:: What to do ::
Your copy of the material below should match it exactly, except that it holds no pictures.

Saved entries:
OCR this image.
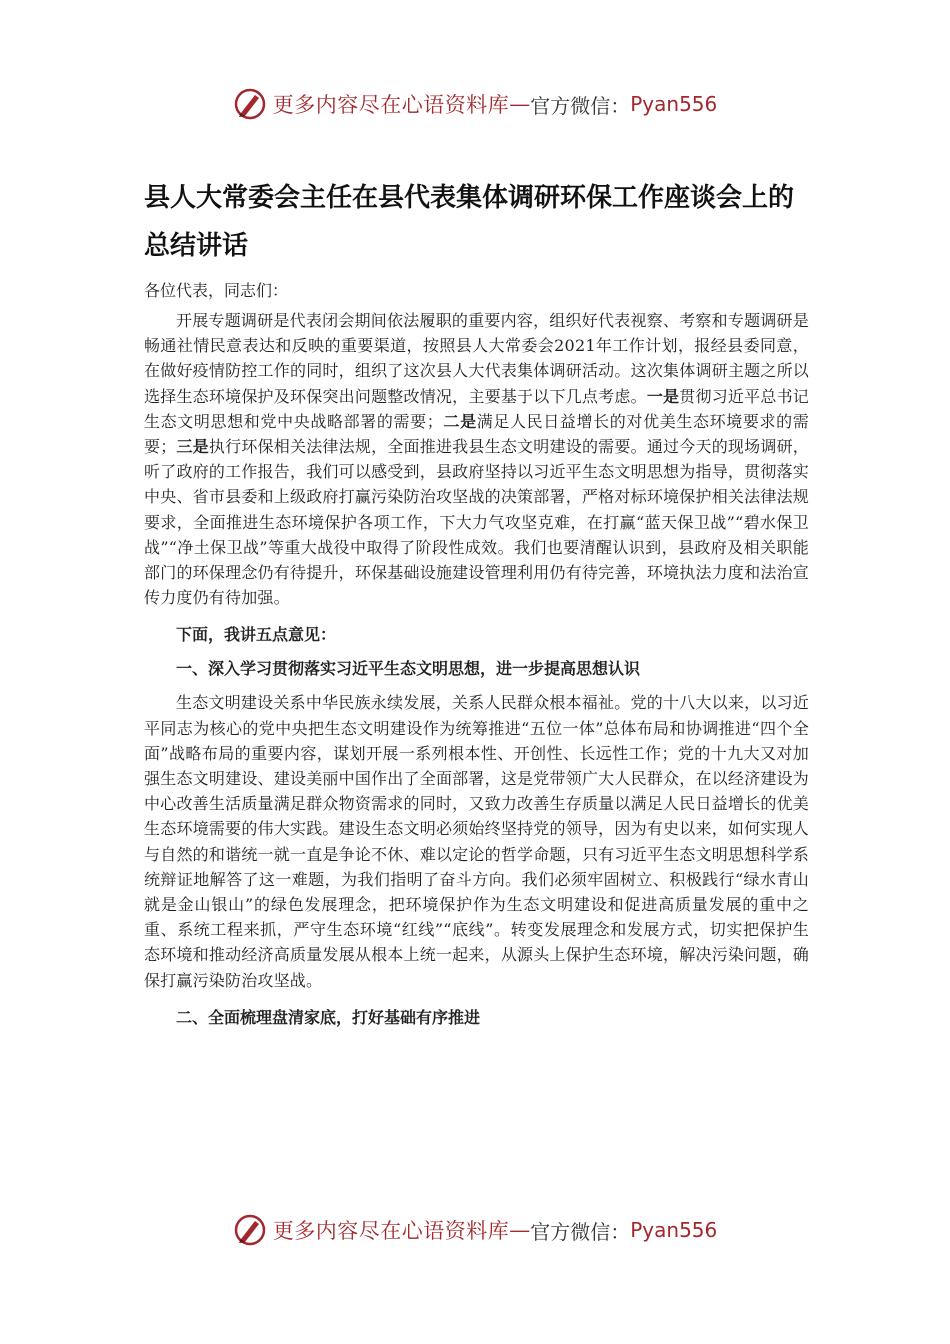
更多内容尽在心语资料库 — 官方微信： Pyan556
县人大常委会主任在县代表集体调研环保工作座谈会上的总结讲话
各位代表，同志们：

开展专题调研是代表闭会期间依法履职的重要内容，组织好代表视察、考察和专题调研是畅通社情民意表达和反映的重要渠道，按照县人大常委会2021年工作计划，报经县委同意，在做好疫情防控工作的同时，组织了这次县人大代表集体调研活动。这次集体调研主题之所以选择生态环境保护及环保突出问题整改情况，主要基于以下几点考虑。一是贯彻习近平总书记生态文明思想和党中央战略部署的需要；二是满足人民日益增长的对优美生态环境要求的需要；三是执行环保相关法律法规，全面推进我县生态文明建设的需要。通过今天的现场调研，听了政府的工作报告，我们可以感受到，县政府坚持以习近平生态文明思想为指导，贯彻落实中央、省市县委和上级政府打赢污染防治攻坚战的决策部署，严格对标环境保护相关法律法规要求，全面推进生态环境保护各项工作，下大力气攻坚克难，在打赢“蓝天保卫战”“碧水保卫战”“净土保卫战”等重大战役中取得了阶段性成效。我们也要清醒认识到，县政府及相关职能部门的环保理念仍有待提升，环保基础设施建设管理利用仍有待完善，环境执法力度和法治宣传力度仍有待加强。

下面，我讲五点意见：
一、深入学习贯彻落实习近平生态文明思想，进一步提高思想认识

生态文明建设关系中华民族永续发展，关系人民群众根本福祉。党的十八大以来，以习近平同志为核心的党中央把生态文明建设作为统筹推进“五位一体”总体布局和协调推进“四个全面”战略布局的重要内容，谋划开展一系列根本性、开创性、长远性工作；党的十九大又对加强生态文明建设、建设美丽中国作出了全面部署，这是党带领广大人民群众，在以经济建设为中心改善生活质量满足群众物资需求的同时，又致力改善生存质量以满足人民日益增长的优美生态环境需要的伟大实践。建设生态文明必须始终坚持党的领导，因为有史以来，如何实现人与自然的和谐统一就一直是争论不休、难以定论的哲学命题，只有习近平生态文明思想科学系统辩证地解答了这一难题，为我们指明了奋斗方向。我们必须牢固树立、积极践行“绿水青山就是金山银山”的绿色发展理念，把环境保护作为生态文明建设和促进高质量发展的重中之重、系统工程来抓，严守生态环境“红线”“底线”。转变发展理念和发展方式，切实把保护生态环境和推动经济高质量发展从根本上统一起来，从源头上保护生态环境，解决污染问题，确保打赢污染防治攻坚战。

二、全面梳理盘清家底，打好基础有序推进
更多内容尽在心语资料库 — 官方微信： Pyan556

:: Result for this task ::
OCR this image.
更多内容尽在心语资料库 — 官方微信： Pyan556
县人大常委会主任在县代表集体调研环保工作座谈会上的总结讲话
各位代表，同志们：

开展专题调研是代表闭会期间依法履职的重要内容，组织好代表视察、考察和专题调研是畅通社情民意表达和反映的重要渠道，按照县人大常委会2021年工作计划，报经县委同意，在做好疫情防控工作的同时，组织了这次县人大代表集体调研活动。这次集体调研主题之所以选择生态环境保护及环保突出问题整改情况，主要基于以下几点考虑。一是贯彻习近平总书记生态文明思想和党中央战略部署的需要；二是满足人民日益增长的对优美生态环境要求的需要；三是执行环保相关法律法规，全面推进我县生态文明建设的需要。通过今天的现场调研，听了政府的工作报告，我们可以感受到，县政府坚持以习近平生态文明思想为指导，贯彻落实中央、省市县委和上级政府打赢污染防治攻坚战的决策部署，严格对标环境保护相关法律法规要求，全面推进生态环境保护各项工作，下大力气攻坚克难，在打赢“蓝天保卫战”“碧水保卫战”“净土保卫战”等重大战役中取得了阶段性成效。我们也要清醒认识到，县政府及相关职能部门的环保理念仍有待提升，环保基础设施建设管理利用仍有待完善，环境执法力度和法治宣传力度仍有待加强。

下面，我讲五点意见：
一、深入学习贯彻落实习近平生态文明思想，进一步提高思想认识

生态文明建设关系中华民族永续发展，关系人民群众根本福祉。党的十八大以来，以习近平同志为核心的党中央把生态文明建设作为统筹推进“五位一体”总体布局和协调推进“四个全面”战略布局的重要内容，谋划开展一系列根本性、开创性、长远性工作；党的十九大又对加强生态文明建设、建设美丽中国作出了全面部署，这是党带领广大人民群众，在以经济建设为中心改善生活质量满足群众物资需求的同时，又致力改善生存质量以满足人民日益增长的优美生态环境需要的伟大实践。建设生态文明必须始终坚持党的领导，因为有史以来，如何实现人与自然的和谐统一就一直是争论不休、难以定论的哲学命题，只有习近平生态文明思想科学系统辩证地解答了这一难题，为我们指明了奋斗方向。我们必须牢固树立、积极践行“绿水青山就是金山银山”的绿色发展理念，把环境保护作为生态文明建设和促进高质量发展的重中之重、系统工程来抓，严守生态环境“红线”“底线”。转变发展理念和发展方式，切实把保护生态环境和推动经济高质量发展从根本上统一起来，从源头上保护生态环境，解决污染问题，确保打赢污染防治攻坚战。

二、全面梳理盘清家底，打好基础有序推进
更多内容尽在心语资料库 — 官方微信： Pyan556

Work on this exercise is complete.